-- Begin --

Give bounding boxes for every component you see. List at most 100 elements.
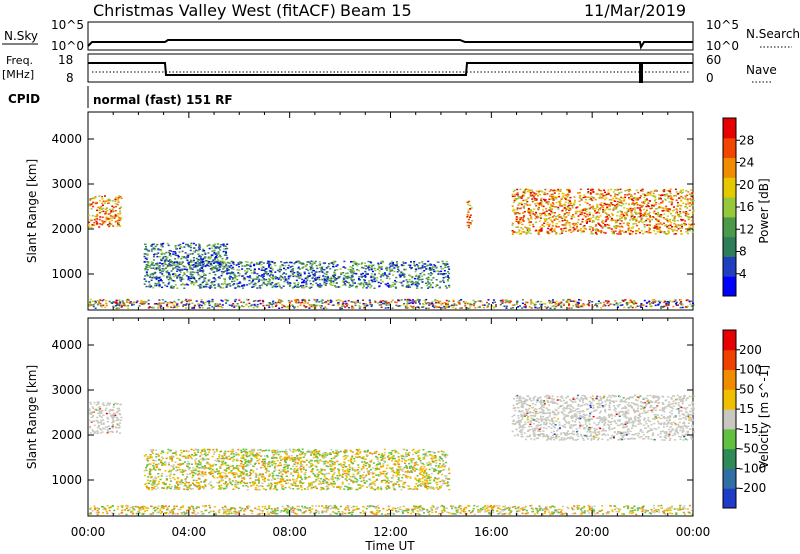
echo-cell [534,306,537,309]
echo-cell [96,218,99,220]
echo-cell [225,251,228,253]
echo-cell [637,191,640,194]
echo-cell [222,271,225,273]
power-echo-region [88,195,123,229]
echo-cell [349,268,352,271]
echo-cell [432,266,435,269]
echo-cell [363,279,366,281]
echo-cell [650,205,653,208]
echo-cell [582,225,585,228]
echo-cell [559,200,562,202]
echo-cell [415,483,418,485]
echo-cell [417,283,420,285]
echo-cell [217,260,220,263]
echo-cell [310,481,313,484]
echo-cell [155,264,158,266]
echo-cell [309,287,311,289]
echo-cell [180,284,183,286]
echo-cell [161,245,164,248]
echo-cell [225,258,228,261]
echo-cell [282,285,285,287]
echo-cell [188,279,191,282]
echo-cell [190,246,192,249]
echo-cell [117,419,120,421]
echo-cell [90,208,93,210]
echo-cell [580,228,582,230]
echo-cell [89,401,92,404]
echo-cell [269,488,272,490]
echo-cell [532,223,535,226]
echo-cell [434,298,437,301]
echo-cell [567,202,570,204]
echo-cell [166,260,168,262]
echo-cell [267,283,270,285]
echo-cell [343,274,346,277]
echo-cell [176,277,179,279]
echo-cell [677,224,680,227]
velocity-scatter [88,394,695,516]
echo-cell [185,481,188,484]
echo-cell [336,486,338,488]
echo-cell [152,287,155,289]
echo-cell [95,216,98,218]
echo-cell [513,211,516,214]
echo-cell [626,223,629,225]
echo-cell [569,226,572,228]
echo-cell [155,485,158,487]
echo-cell [431,302,433,305]
echo-cell [397,266,400,268]
echo-cell [160,302,163,305]
echo-cell [159,271,162,274]
echo-cell [282,278,285,280]
echo-cell [674,188,677,191]
echo-cell [379,303,382,306]
echo-cell [230,304,233,306]
echo-cell [680,199,682,201]
echo-cell [195,244,197,246]
echo-cell [351,266,353,269]
echo-cell [195,280,198,282]
echo-cell [561,224,564,226]
echo-cell [318,275,321,277]
echo-cell [666,209,669,211]
echo-cell [260,279,263,281]
echo-cell [391,265,394,267]
echo-cell [443,270,446,272]
echo-cell [194,459,197,461]
echo-cell [675,191,678,193]
echo-cell [157,265,160,267]
echo-cell [446,266,449,268]
echo-cell [155,275,158,278]
echo-cell [402,261,405,263]
echo-cell [270,271,273,274]
echo-cell [174,302,177,304]
echo-cell [356,285,358,288]
echo-cell [297,282,300,284]
echo-cell [261,299,264,302]
echo-cell [433,478,436,481]
echo-cell [213,252,216,254]
echo-cell [187,277,190,279]
echo-cell [672,305,675,308]
echo-cell [404,307,407,309]
echo-cell [441,458,444,460]
echo-cell [617,306,619,308]
echo-cell [592,216,595,218]
echo-cell [636,305,639,307]
echo-cell [154,460,157,462]
echo-cell [158,285,161,287]
echo-cell [153,465,156,467]
echo-cell [254,305,257,307]
echo-cell [351,284,354,287]
echo-cell [363,281,366,284]
echo-cell [684,306,687,308]
echo-cell [332,464,335,466]
echo-cell [603,225,606,228]
echo-cell [423,270,426,272]
echo-cell [422,303,425,306]
echo-cell [461,307,463,309]
echo-cell [323,277,326,280]
y-tick-label: 4000 [51,132,82,146]
echo-cell [217,253,220,255]
echo-cell [512,231,514,234]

-- End --

■ **What you will do**
Could you transcribe the records above line for line, without changing anything, and leave out the picture?

■ **Task solution**
Give bounding boxes for every component you see. List at most 100 elements.
echo-cell [534,306,537,309]
echo-cell [96,218,99,220]
echo-cell [225,251,228,253]
echo-cell [637,191,640,194]
echo-cell [222,271,225,273]
power-echo-region [88,195,123,229]
echo-cell [349,268,352,271]
echo-cell [432,266,435,269]
echo-cell [363,279,366,281]
echo-cell [650,205,653,208]
echo-cell [582,225,585,228]
echo-cell [559,200,562,202]
echo-cell [415,483,418,485]
echo-cell [417,283,420,285]
echo-cell [217,260,220,263]
echo-cell [310,481,313,484]
echo-cell [155,264,158,266]
echo-cell [309,287,311,289]
echo-cell [180,284,183,286]
echo-cell [161,245,164,248]
echo-cell [225,258,228,261]
echo-cell [282,285,285,287]
echo-cell [188,279,191,282]
echo-cell [190,246,192,249]
echo-cell [117,419,120,421]
echo-cell [90,208,93,210]
echo-cell [580,228,582,230]
echo-cell [89,401,92,404]
echo-cell [269,488,272,490]
echo-cell [532,223,535,226]
echo-cell [434,298,437,301]
echo-cell [567,202,570,204]
echo-cell [166,260,168,262]
echo-cell [267,283,270,285]
echo-cell [343,274,346,277]
echo-cell [176,277,179,279]
echo-cell [677,224,680,227]
velocity-scatter [88,394,695,516]
echo-cell [185,481,188,484]
echo-cell [336,486,338,488]
echo-cell [152,287,155,289]
echo-cell [95,216,98,218]
echo-cell [513,211,516,214]
echo-cell [626,223,629,225]
echo-cell [569,226,572,228]
echo-cell [155,485,158,487]
echo-cell [431,302,433,305]
echo-cell [397,266,400,268]
echo-cell [160,302,163,305]
echo-cell [159,271,162,274]
echo-cell [282,278,285,280]
echo-cell [674,188,677,191]
echo-cell [379,303,382,306]
echo-cell [230,304,233,306]
echo-cell [680,199,682,201]
echo-cell [195,244,197,246]
echo-cell [351,266,353,269]
echo-cell [195,280,198,282]
echo-cell [561,224,564,226]
echo-cell [318,275,321,277]
echo-cell [666,209,669,211]
echo-cell [260,279,263,281]
echo-cell [391,265,394,267]
echo-cell [443,270,446,272]
echo-cell [194,459,197,461]
echo-cell [675,191,678,193]
echo-cell [157,265,160,267]
echo-cell [446,266,449,268]
echo-cell [155,275,158,278]
echo-cell [402,261,405,263]
echo-cell [270,271,273,274]
echo-cell [174,302,177,304]
echo-cell [356,285,358,288]
echo-cell [297,282,300,284]
echo-cell [261,299,264,302]
echo-cell [433,478,436,481]
echo-cell [213,252,216,254]
echo-cell [187,277,190,279]
echo-cell [672,305,675,308]
echo-cell [404,307,407,309]
echo-cell [441,458,444,460]
echo-cell [617,306,619,308]
echo-cell [592,216,595,218]
echo-cell [636,305,639,307]
echo-cell [154,460,157,462]
echo-cell [158,285,161,287]
echo-cell [153,465,156,467]
echo-cell [254,305,257,307]
echo-cell [351,284,354,287]
echo-cell [363,281,366,284]
echo-cell [684,306,687,308]
echo-cell [332,464,335,466]
echo-cell [603,225,606,228]
echo-cell [423,270,426,272]
echo-cell [422,303,425,306]
echo-cell [461,307,463,309]
echo-cell [323,277,326,280]
y-tick-label: 4000 [51,132,82,146]
echo-cell [217,253,220,255]
echo-cell [512,231,514,234]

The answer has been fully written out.